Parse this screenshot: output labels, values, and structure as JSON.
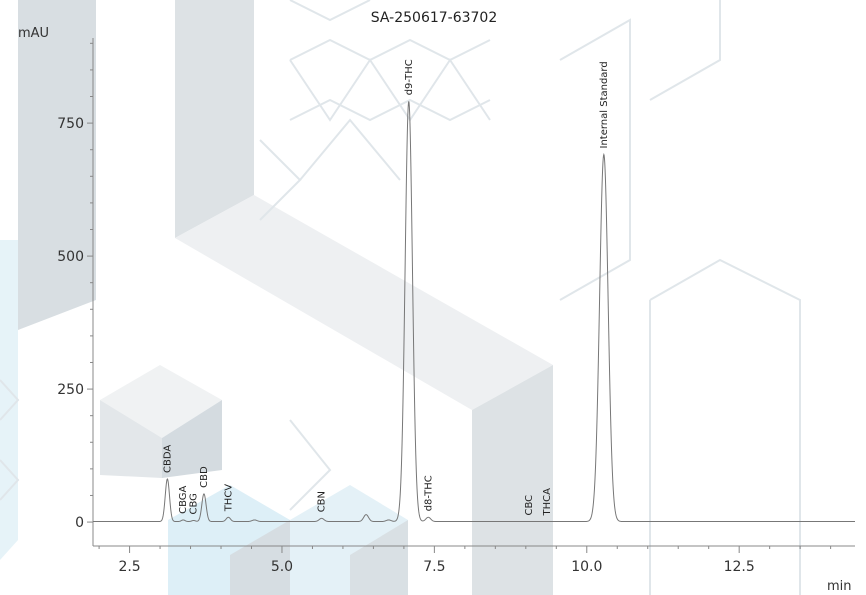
{
  "chart_data": {
    "type": "line",
    "title": "SA-250617-63702",
    "xlabel": "min",
    "ylabel": "mAU",
    "xlim": [
      1.9,
      14.4
    ],
    "ylim": [
      -45,
      910
    ],
    "x_ticks": [
      2.5,
      5.0,
      7.5,
      10.0,
      12.5
    ],
    "x_tick_labels": [
      "2.5",
      "5.0",
      "7.5",
      "10.0",
      "12.5"
    ],
    "y_ticks": [
      0,
      250,
      500,
      750
    ],
    "y_tick_labels": [
      "0",
      "250",
      "500",
      "750"
    ],
    "grid": false,
    "series": [
      {
        "name": "",
        "baseline": 1,
        "peaks": [
          {
            "label": "CBDA",
            "rt": 3.12,
            "height": 80,
            "width": 0.035
          },
          {
            "label": "CBGA",
            "rt": 3.38,
            "height": 3,
            "width": 0.03
          },
          {
            "label": "CBG",
            "rt": 3.55,
            "height": 2,
            "width": 0.03
          },
          {
            "label": "CBD",
            "rt": 3.72,
            "height": 52,
            "width": 0.035
          },
          {
            "label": "THCV",
            "rt": 4.12,
            "height": 8,
            "width": 0.035
          },
          {
            "label": "",
            "rt": 4.55,
            "height": 3,
            "width": 0.04
          },
          {
            "label": "CBN",
            "rt": 5.65,
            "height": 6,
            "width": 0.04
          },
          {
            "label": "",
            "rt": 6.38,
            "height": 13,
            "width": 0.04
          },
          {
            "label": "",
            "rt": 6.75,
            "height": 3,
            "width": 0.04
          },
          {
            "label": "d9-THC",
            "rt": 7.08,
            "height": 790,
            "width": 0.06
          },
          {
            "label": "d8-THC",
            "rt": 7.4,
            "height": 8,
            "width": 0.04
          },
          {
            "label": "CBC",
            "rt": 9.05,
            "height": 0,
            "width": 0.03
          },
          {
            "label": "THCA",
            "rt": 9.35,
            "height": 0,
            "width": 0.03
          },
          {
            "label": "Internal Standard",
            "rt": 10.28,
            "height": 690,
            "width": 0.07
          }
        ]
      }
    ]
  }
}
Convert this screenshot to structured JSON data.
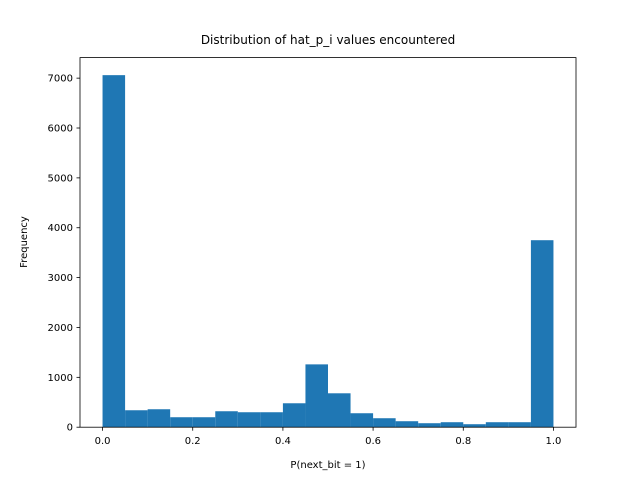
{
  "chart_data": {
    "type": "histogram",
    "title": "Distribution of hat_p_i values encountered",
    "xlabel": "P(next_bit = 1)",
    "ylabel": "Frequency",
    "color": "#1f77b4",
    "bins": [
      0,
      0.05,
      0.1,
      0.15,
      0.2,
      0.25,
      0.3,
      0.35,
      0.4,
      0.45,
      0.5,
      0.55,
      0.6,
      0.65,
      0.7,
      0.75,
      0.8,
      0.85,
      0.9,
      0.95,
      1
    ],
    "counts": [
      7060,
      340,
      360,
      200,
      200,
      320,
      300,
      300,
      480,
      1260,
      680,
      280,
      180,
      120,
      80,
      100,
      60,
      100,
      100,
      3750
    ],
    "xlim": [
      -0.05,
      1.05
    ],
    "ylim": [
      0,
      7412
    ],
    "xticks": [
      {
        "value": 0,
        "label": "0.0"
      },
      0.2,
      0.4,
      0.6,
      0.8,
      {
        "value": 1,
        "label": "1.0"
      }
    ],
    "yticks": [
      0,
      1000,
      2000,
      3000,
      4000,
      5000,
      6000,
      7000
    ],
    "grid": false
  }
}
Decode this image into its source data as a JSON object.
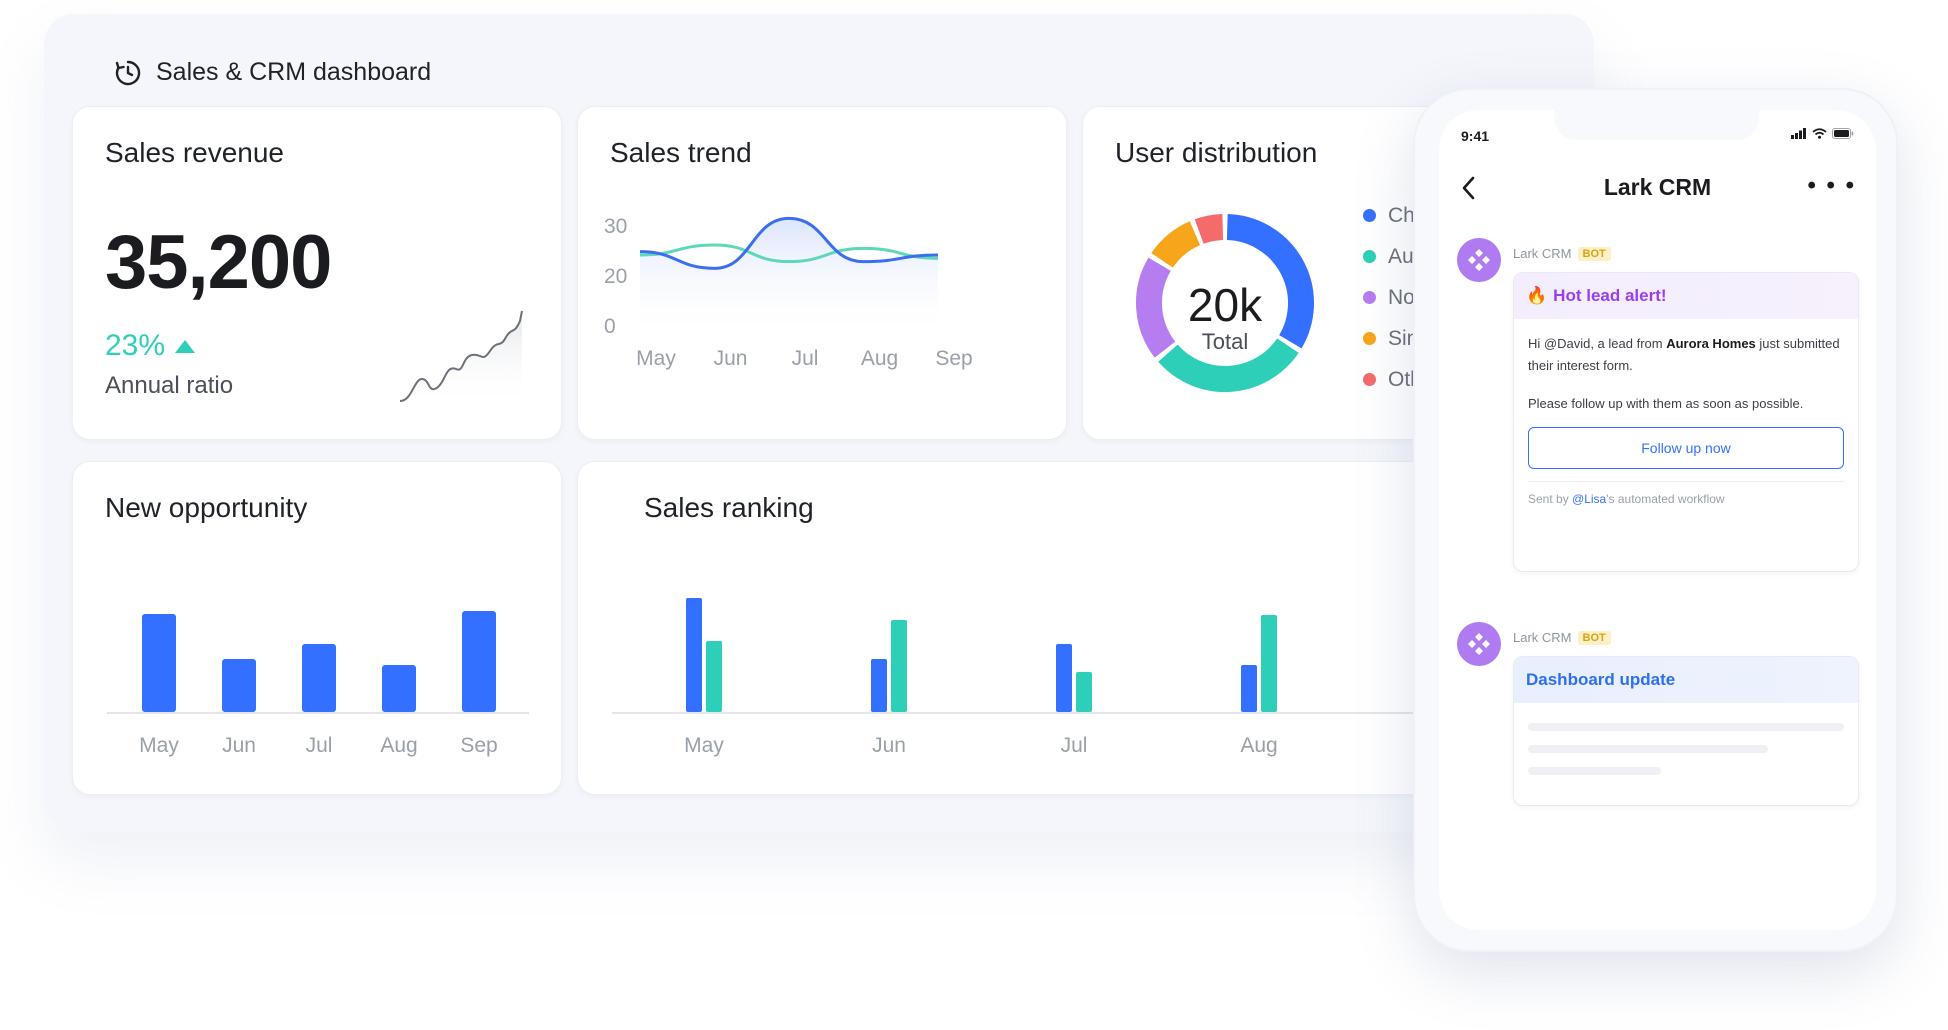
{
  "dashboard": {
    "title": "Sales & CRM dashboard",
    "icon": "clock-refresh-icon"
  },
  "revenue": {
    "title": "Sales revenue",
    "value": "35,200",
    "percent": "23%",
    "label": "Annual ratio",
    "trend_icon": "triangle-up-icon"
  },
  "trend": {
    "title": "Sales trend",
    "chart_data": {
      "type": "line",
      "categories": [
        "May",
        "Jun",
        "Jul",
        "Aug",
        "Sep"
      ],
      "yticks": [
        "30",
        "20",
        "0"
      ],
      "series": [
        {
          "color": "#3b6ff0",
          "values": [
            22,
            17,
            32,
            19,
            21
          ]
        },
        {
          "color": "#5ed8b8",
          "values": [
            21,
            24,
            19,
            23,
            20
          ]
        }
      ]
    }
  },
  "distribution": {
    "title": "User distribution",
    "center_value": "20k",
    "center_label": "Total",
    "chart_data": {
      "type": "pie",
      "slices": [
        {
          "label": "Chi",
          "color": "#3370ff",
          "value": 34
        },
        {
          "label": "Aus",
          "color": "#2ecfb8",
          "value": 30
        },
        {
          "label": "Nor",
          "color": "#b67df0",
          "value": 20
        },
        {
          "label": "Sin",
          "color": "#f7a51a",
          "value": 10
        },
        {
          "label": "Oth",
          "color": "#f46b6b",
          "value": 6
        }
      ]
    }
  },
  "opportunity": {
    "title": "New opportunity",
    "chart_data": {
      "type": "bar",
      "categories": [
        "May",
        "Jun",
        "Jul",
        "Aug",
        "Sep"
      ],
      "values": [
        98,
        53,
        68,
        47,
        101
      ],
      "color": "#3370ff"
    }
  },
  "ranking": {
    "title": "Sales ranking",
    "chart_data": {
      "type": "bar",
      "categories": [
        "May",
        "Jun",
        "Jul",
        "Aug"
      ],
      "series": [
        {
          "color": "#3370ff",
          "values": [
            114,
            53,
            68,
            47
          ]
        },
        {
          "color": "#2ecfb8",
          "values": [
            71,
            92,
            40,
            97
          ]
        }
      ]
    }
  },
  "phone": {
    "time": "9:41",
    "app_title": "Lark CRM",
    "more_label": "• • •",
    "messages": [
      {
        "sender": "Lark CRM",
        "badge": "BOT",
        "header": "Hot lead alert!",
        "header_icon": "fire-icon",
        "body_prefix": "Hi @David, a lead from ",
        "body_bold": "Aurora Homes",
        "body_suffix": " just submitted their interest form.",
        "body_2": "Please follow up with them as soon as possible.",
        "button": "Follow up now",
        "footer_prefix": "Sent by ",
        "footer_mention": "@Lisa",
        "footer_suffix": "'s automated workflow"
      },
      {
        "sender": "Lark CRM",
        "badge": "BOT",
        "header": "Dashboard update"
      }
    ]
  }
}
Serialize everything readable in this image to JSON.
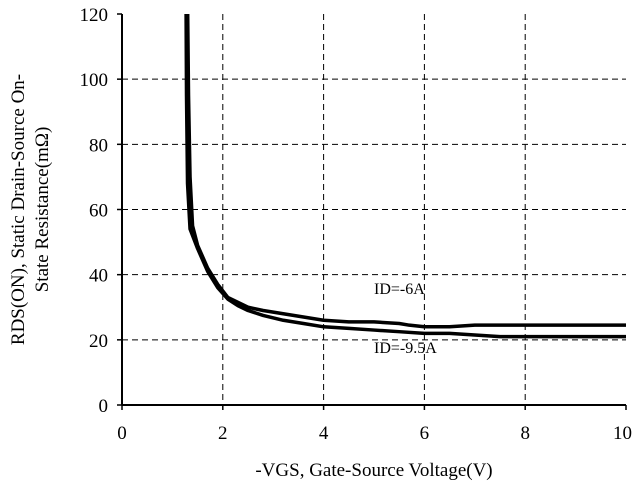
{
  "chart_data": {
    "type": "line",
    "title": "",
    "xlabel": "-VGS, Gate-Source Voltage(V)",
    "ylabel_lines": [
      "RDS(ON), Static Drain-Source On-",
      "State Resistance(mΩ)"
    ],
    "xlim": [
      0,
      10
    ],
    "ylim": [
      0,
      120
    ],
    "x_ticks": [
      0,
      2,
      4,
      6,
      8,
      10
    ],
    "x_tick_labels": [
      "0",
      "2",
      "4",
      "6",
      "8",
      "10"
    ],
    "y_ticks": [
      0,
      20,
      40,
      60,
      80,
      100,
      120
    ],
    "y_tick_labels": [
      "0",
      "20",
      "40",
      "60",
      "80",
      "100",
      "120"
    ],
    "grid": true,
    "grid_style": "dashed",
    "series": [
      {
        "name": "ID=-6A",
        "color": "#000000",
        "label_at": [
          5.0,
          34
        ],
        "points": [
          [
            1.3,
            125
          ],
          [
            1.32,
            95
          ],
          [
            1.35,
            70
          ],
          [
            1.4,
            55
          ],
          [
            1.5,
            49
          ],
          [
            1.7,
            42
          ],
          [
            1.9,
            37
          ],
          [
            2.1,
            33
          ],
          [
            2.3,
            31.5
          ],
          [
            2.5,
            30
          ],
          [
            2.8,
            29
          ],
          [
            3.2,
            28
          ],
          [
            3.6,
            27
          ],
          [
            4.0,
            26
          ],
          [
            4.5,
            25.5
          ],
          [
            5.0,
            25.5
          ],
          [
            5.5,
            25
          ],
          [
            5.7,
            24.5
          ],
          [
            6.0,
            24
          ],
          [
            6.5,
            24
          ],
          [
            7.0,
            24.5
          ],
          [
            8.0,
            24.5
          ],
          [
            9.0,
            24.5
          ],
          [
            10.0,
            24.5
          ]
        ]
      },
      {
        "name": "ID=-9.5A",
        "color": "#000000",
        "label_at": [
          5.0,
          16
        ],
        "points": [
          [
            1.27,
            125
          ],
          [
            1.28,
            95
          ],
          [
            1.3,
            68
          ],
          [
            1.35,
            54
          ],
          [
            1.5,
            48
          ],
          [
            1.7,
            41
          ],
          [
            1.9,
            36
          ],
          [
            2.1,
            32.5
          ],
          [
            2.3,
            30.5
          ],
          [
            2.5,
            29
          ],
          [
            2.8,
            27.5
          ],
          [
            3.2,
            26
          ],
          [
            3.6,
            25
          ],
          [
            4.0,
            24
          ],
          [
            4.5,
            23.5
          ],
          [
            5.0,
            23
          ],
          [
            5.5,
            22.5
          ],
          [
            6.0,
            22
          ],
          [
            6.5,
            22
          ],
          [
            7.0,
            21.5
          ],
          [
            7.5,
            21
          ],
          [
            8.0,
            21
          ],
          [
            9.0,
            21
          ],
          [
            10.0,
            21
          ]
        ]
      }
    ]
  }
}
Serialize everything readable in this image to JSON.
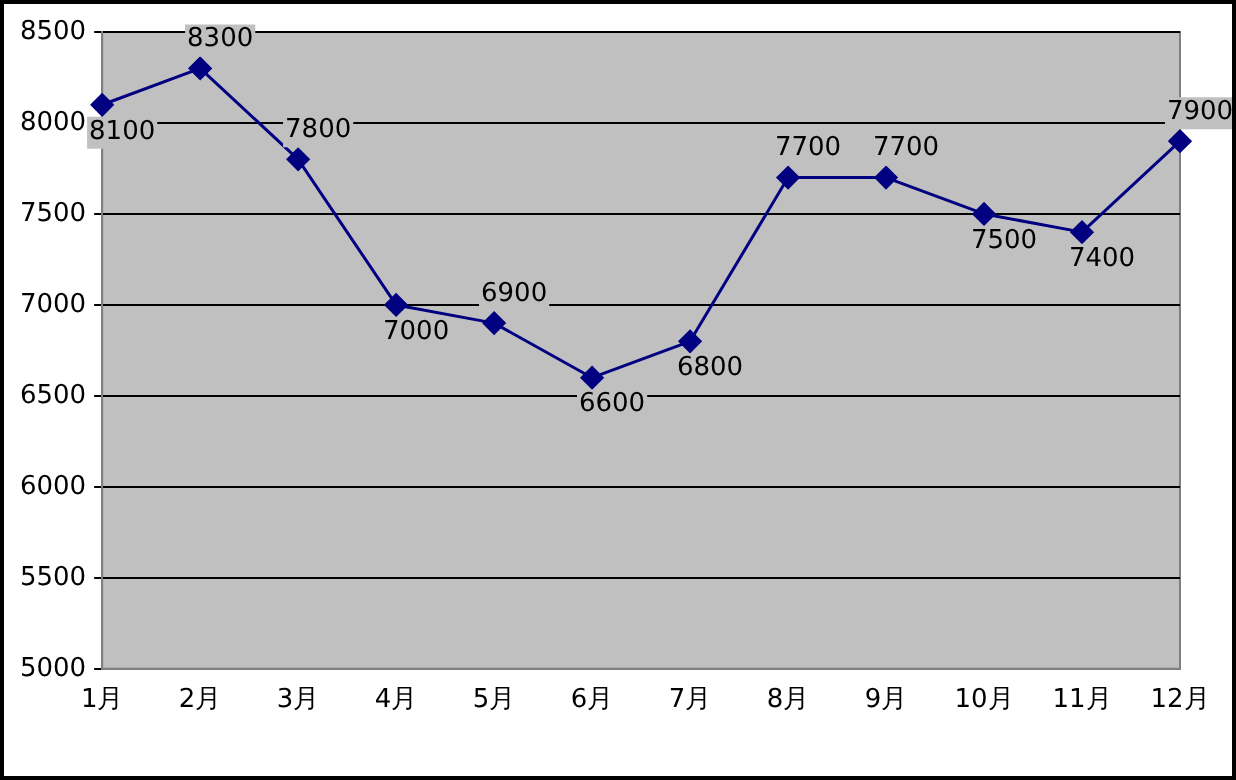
{
  "chart_data": {
    "type": "line",
    "categories": [
      "1月",
      "2月",
      "3月",
      "4月",
      "5月",
      "6月",
      "7月",
      "8月",
      "9月",
      "10月",
      "11月",
      "12月"
    ],
    "series": [
      {
        "color": "#000080",
        "values": [
          8100,
          8300,
          7800,
          7000,
          6900,
          6600,
          6800,
          7700,
          7700,
          7500,
          7400,
          7900
        ]
      }
    ],
    "ylim": [
      5000,
      8500
    ],
    "yticks": [
      5000,
      5500,
      6000,
      6500,
      7000,
      7500,
      8000,
      8500
    ],
    "grid": "y",
    "legend": false,
    "marker": "diamond",
    "line_style": "solid",
    "data_labels": true
  }
}
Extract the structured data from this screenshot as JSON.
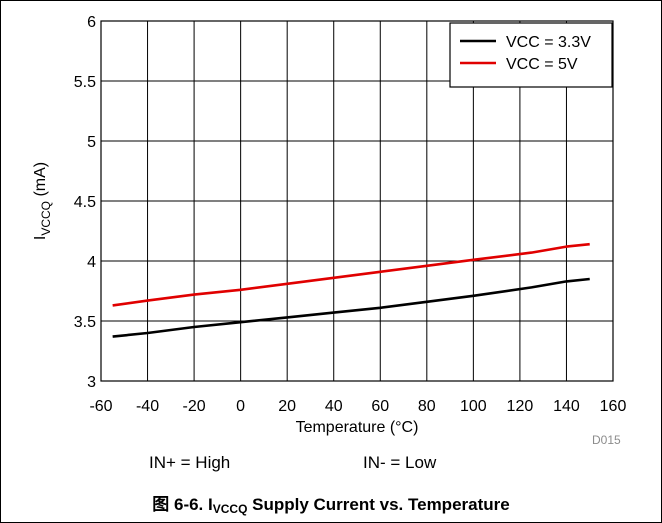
{
  "chart_data": {
    "type": "line",
    "xlabel": "Temperature (°C)",
    "ylabel": "IVCCQ (mA)",
    "ylabel_parts": {
      "main": "I",
      "sub": "VCCQ",
      "rest": " (mA)"
    },
    "xlim": [
      -60,
      160
    ],
    "ylim": [
      3,
      6
    ],
    "xticks": [
      -60,
      -40,
      -20,
      0,
      20,
      40,
      60,
      80,
      100,
      120,
      140,
      160
    ],
    "yticks": [
      3,
      3.5,
      4,
      4.5,
      5,
      5.5,
      6
    ],
    "grid": true,
    "legend_position": "top-right",
    "series": [
      {
        "name": "VCC = 3.3V",
        "color": "#000000",
        "x": [
          -55,
          -40,
          -20,
          0,
          20,
          40,
          60,
          80,
          100,
          125,
          140,
          150
        ],
        "y": [
          3.37,
          3.4,
          3.45,
          3.49,
          3.53,
          3.57,
          3.61,
          3.66,
          3.71,
          3.78,
          3.83,
          3.85
        ]
      },
      {
        "name": "VCC = 5V",
        "color": "#e00000",
        "x": [
          -55,
          -40,
          -20,
          0,
          20,
          40,
          60,
          80,
          100,
          125,
          140,
          150
        ],
        "y": [
          3.63,
          3.67,
          3.72,
          3.76,
          3.81,
          3.86,
          3.91,
          3.96,
          4.01,
          4.07,
          4.12,
          4.14
        ]
      }
    ]
  },
  "figure_id": "D015",
  "notes": {
    "in_plus": "IN+ = High",
    "in_minus": "IN- = Low"
  },
  "caption": {
    "prefix": "图 6-6. I",
    "sub": "VCCQ",
    "suffix": " Supply Current vs. Temperature"
  }
}
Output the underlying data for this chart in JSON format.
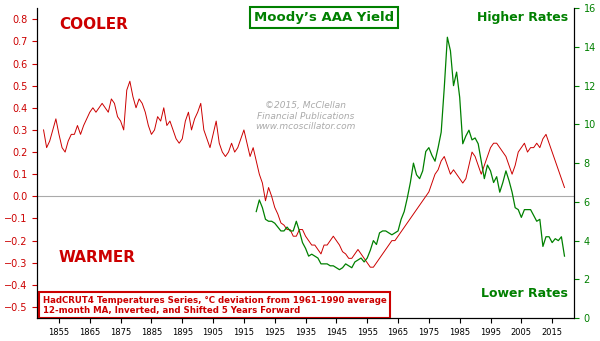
......
Where a line contains "this", copy that line.

Answer to the exercise ->
Parse this screenshot: output labels, values, and structure as JSON.
Convert this screenshot to structured JSON data.
Decode this image into its source data as a JSON object.
Serialize everything readable in this image to JSON.
Serialize everything readable in this image to JSON.
Extract the structured data from this screenshot as JSON.
Output the underlying data for this chart in JSON format.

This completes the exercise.